Give back the full listing, character for character, with no pictures.

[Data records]
============================================================

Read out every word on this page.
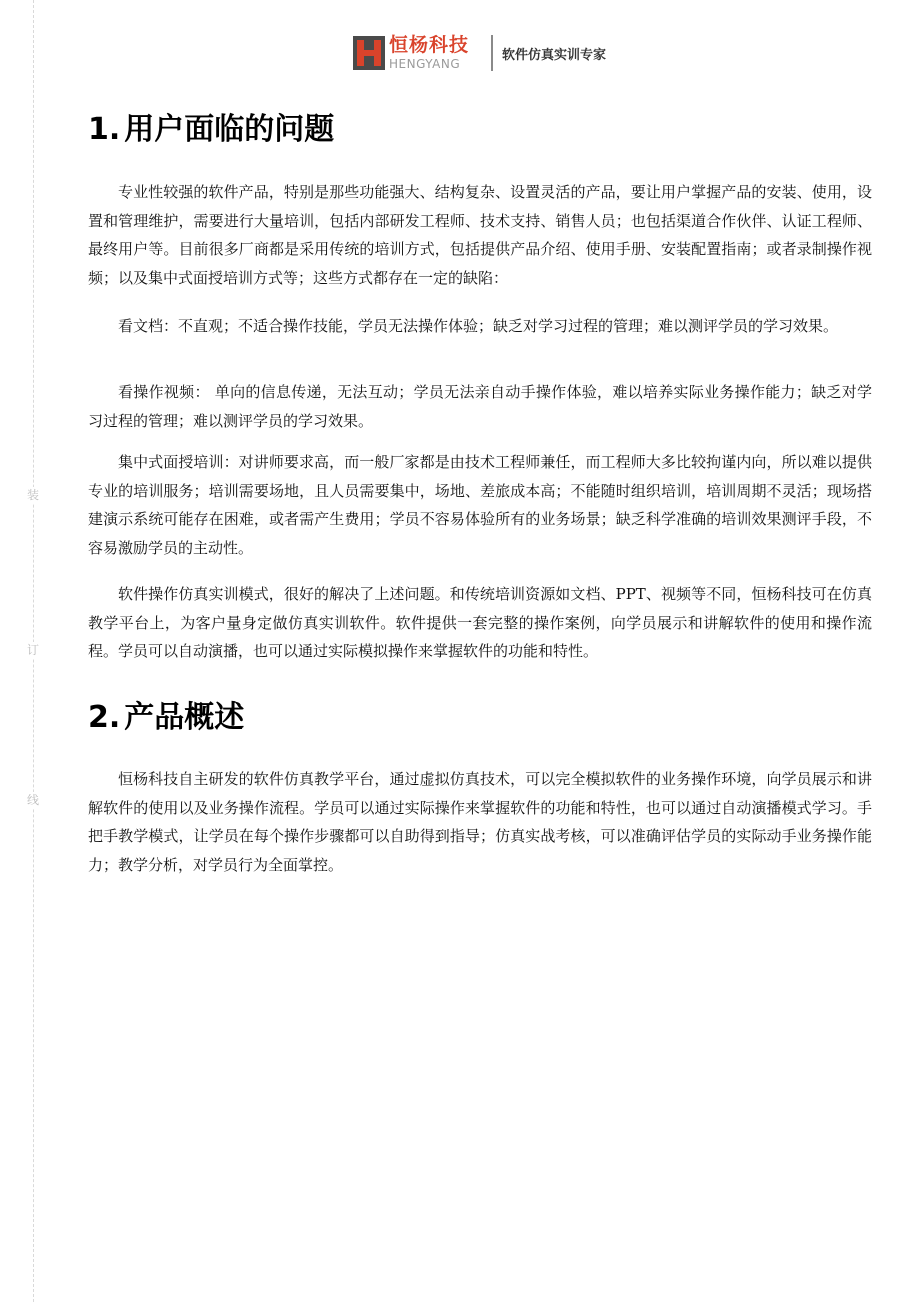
装
订
线
恒杨科技
HENGYANG
软件仿真实训专家
1. 用户面临的问题

专业性较强的软件产品，特别是那些功能强大、结构复杂、设置灵活的产品，要让用户掌握产品的安装、使用，设置和管理维护，需要进行大量培训，包括内部研发工程师、技术支持、销售人员；也包括渠道合作伙伴、认证工程师、最终用户等。目前很多厂商都是采用传统的培训方式，包括提供产品介绍、使用手册、安装配置指南；或者录制操作视频；以及集中式面授培训方式等；这些方式都存在一定的缺陷：

看文档：不直观；不适合操作技能，学员无法操作体验；缺乏对学习过程的管理；难以测评学员的学习效果。

看操作视频： 单向的信息传递，无法互动；学员无法亲自动手操作体验，难以培养实际业务操作能力；缺乏对学习过程的管理；难以测评学员的学习效果。

集中式面授培训：对讲师要求高，而一般厂家都是由技术工程师兼任，而工程师大多比较拘谨内向，所以难以提供专业的培训服务；培训需要场地，且人员需要集中，场地、差旅成本高；不能随时组织培训，培训周期不灵活；现场搭建演示系统可能存在困难，或者需产生费用；学员不容易体验所有的业务场景；缺乏科学准确的培训效果测评手段，不容易激励学员的主动性。

软件操作仿真实训模式，很好的解决了上述问题。和传统培训资源如文档、PPT、视频等不同，恒杨科技可在仿真教学平台上，为客户量身定做仿真实训软件。软件提供一套完整的操作案例，向学员展示和讲解软件的使用和操作流程。学员可以自动演播，也可以通过实际模拟操作来掌握软件的功能和特性。

2. 产品概述

恒杨科技自主研发的软件仿真教学平台，通过虚拟仿真技术，可以完全模拟软件的业务操作环境，向学员展示和讲解软件的使用以及业务操作流程。学员可以通过实际操作来掌握软件的功能和特性，也可以通过自动演播模式学习。手把手教学模式，让学员在每个操作步骤都可以自助得到指导；仿真实战考核，可以准确评估学员的实际动手业务操作能力；教学分析，对学员行为全面掌控。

============================================================

• **Solved problem**
Read out every word on this page.
装
订
线
恒杨科技
HENGYANG
软件仿真实训专家
1. 用户面临的问题

专业性较强的软件产品，特别是那些功能强大、结构复杂、设置灵活的产品，要让用户掌握产品的安装、使用，设置和管理维护，需要进行大量培训，包括内部研发工程师、技术支持、销售人员；也包括渠道合作伙伴、认证工程师、最终用户等。目前很多厂商都是采用传统的培训方式，包括提供产品介绍、使用手册、安装配置指南；或者录制操作视频；以及集中式面授培训方式等；这些方式都存在一定的缺陷：

看文档：不直观；不适合操作技能，学员无法操作体验；缺乏对学习过程的管理；难以测评学员的学习效果。

看操作视频： 单向的信息传递，无法互动；学员无法亲自动手操作体验，难以培养实际业务操作能力；缺乏对学习过程的管理；难以测评学员的学习效果。

集中式面授培训：对讲师要求高，而一般厂家都是由技术工程师兼任，而工程师大多比较拘谨内向，所以难以提供专业的培训服务；培训需要场地，且人员需要集中，场地、差旅成本高；不能随时组织培训，培训周期不灵活；现场搭建演示系统可能存在困难，或者需产生费用；学员不容易体验所有的业务场景；缺乏科学准确的培训效果测评手段，不容易激励学员的主动性。

软件操作仿真实训模式，很好的解决了上述问题。和传统培训资源如文档、PPT、视频等不同，恒杨科技可在仿真教学平台上，为客户量身定做仿真实训软件。软件提供一套完整的操作案例，向学员展示和讲解软件的使用和操作流程。学员可以自动演播，也可以通过实际模拟操作来掌握软件的功能和特性。

2. 产品概述

恒杨科技自主研发的软件仿真教学平台，通过虚拟仿真技术，可以完全模拟软件的业务操作环境，向学员展示和讲解软件的使用以及业务操作流程。学员可以通过实际操作来掌握软件的功能和特性，也可以通过自动演播模式学习。手把手教学模式，让学员在每个操作步骤都可以自助得到指导；仿真实战考核，可以准确评估学员的实际动手业务操作能力；教学分析，对学员行为全面掌控。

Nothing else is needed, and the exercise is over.